Make an exact copy of all the data.
+ + + +
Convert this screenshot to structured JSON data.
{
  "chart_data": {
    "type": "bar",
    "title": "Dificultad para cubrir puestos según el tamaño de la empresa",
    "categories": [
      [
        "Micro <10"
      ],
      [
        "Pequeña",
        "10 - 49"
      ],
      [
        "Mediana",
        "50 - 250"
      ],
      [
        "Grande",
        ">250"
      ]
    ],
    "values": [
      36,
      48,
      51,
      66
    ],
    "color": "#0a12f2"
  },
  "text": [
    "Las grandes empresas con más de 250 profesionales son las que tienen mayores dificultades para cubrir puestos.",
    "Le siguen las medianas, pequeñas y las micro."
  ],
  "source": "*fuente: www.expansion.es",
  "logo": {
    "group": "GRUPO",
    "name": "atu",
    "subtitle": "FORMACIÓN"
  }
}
+ + + +
*Task answer*.
Convert this screenshot to structured JSON data.
{
  "chart_data": {
    "type": "bar",
    "title": "Dificultad para cubrir puestos según el tamaño de la empresa",
    "categories": [
      [
        "Micro <10"
      ],
      [
        "Pequeña",
        "10 - 49"
      ],
      [
        "Mediana",
        "50 - 250"
      ],
      [
        "Grande",
        ">250"
      ]
    ],
    "values": [
      36,
      48,
      51,
      66
    ],
    "color": "#0a12f2"
  },
  "text": [
    "Las grandes empresas con más de 250 profesionales son las que tienen mayores dificultades para cubrir puestos.",
    "Le siguen las medianas, pequeñas y las micro."
  ],
  "source": "*fuente: www.expansion.es",
  "logo": {
    "group": "GRUPO",
    "name": "atu",
    "subtitle": "FORMACIÓN"
  }
}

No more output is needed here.